>>>

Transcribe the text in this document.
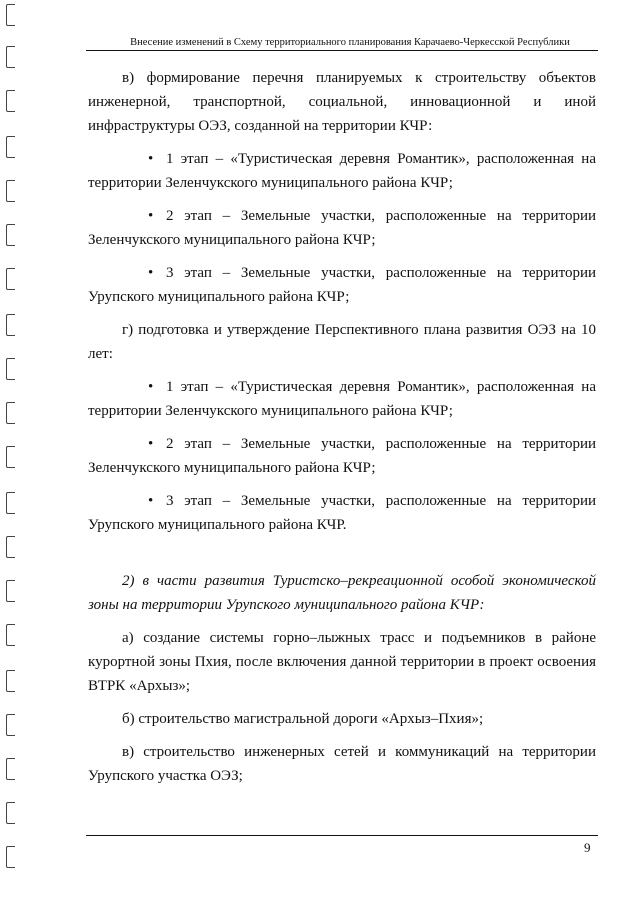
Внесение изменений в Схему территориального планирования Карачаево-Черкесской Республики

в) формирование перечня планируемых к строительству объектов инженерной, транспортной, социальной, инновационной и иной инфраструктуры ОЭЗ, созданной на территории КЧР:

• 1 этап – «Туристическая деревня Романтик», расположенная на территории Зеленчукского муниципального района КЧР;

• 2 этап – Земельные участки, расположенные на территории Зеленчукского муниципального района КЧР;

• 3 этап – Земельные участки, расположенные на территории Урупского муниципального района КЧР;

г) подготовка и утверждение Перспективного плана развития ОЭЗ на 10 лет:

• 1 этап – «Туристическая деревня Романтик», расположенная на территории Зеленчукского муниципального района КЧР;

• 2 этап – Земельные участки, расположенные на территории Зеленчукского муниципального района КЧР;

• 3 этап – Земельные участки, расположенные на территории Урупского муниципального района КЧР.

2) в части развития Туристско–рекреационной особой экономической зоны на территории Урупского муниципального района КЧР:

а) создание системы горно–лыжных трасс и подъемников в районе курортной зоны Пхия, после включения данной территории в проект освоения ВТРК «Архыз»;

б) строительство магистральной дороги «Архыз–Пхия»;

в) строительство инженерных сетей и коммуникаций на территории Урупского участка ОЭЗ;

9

<<<

#### TASK DESCRIPTION:
Skip the pictures and print each record exactly as it stands.

#### SOLUTION BELOW:
Transcribe the text in this document.
Внесение изменений в Схему территориального планирования Карачаево-Черкесской Республики

в) формирование перечня планируемых к строительству объектов инженерной, транспортной, социальной, инновационной и иной инфраструктуры ОЭЗ, созданной на территории КЧР:

• 1 этап – «Туристическая деревня Романтик», расположенная на территории Зеленчукского муниципального района КЧР;

• 2 этап – Земельные участки, расположенные на территории Зеленчукского муниципального района КЧР;

• 3 этап – Земельные участки, расположенные на территории Урупского муниципального района КЧР;

г) подготовка и утверждение Перспективного плана развития ОЭЗ на 10 лет:

• 1 этап – «Туристическая деревня Романтик», расположенная на территории Зеленчукского муниципального района КЧР;

• 2 этап – Земельные участки, расположенные на территории Зеленчукского муниципального района КЧР;

• 3 этап – Земельные участки, расположенные на территории Урупского муниципального района КЧР.

2) в части развития Туристско–рекреационной особой экономической зоны на территории Урупского муниципального района КЧР:

а) создание системы горно–лыжных трасс и подъемников в районе курортной зоны Пхия, после включения данной территории в проект освоения ВТРК «Архыз»;

б) строительство магистральной дороги «Архыз–Пхия»;

в) строительство инженерных сетей и коммуникаций на территории Урупского участка ОЭЗ;

9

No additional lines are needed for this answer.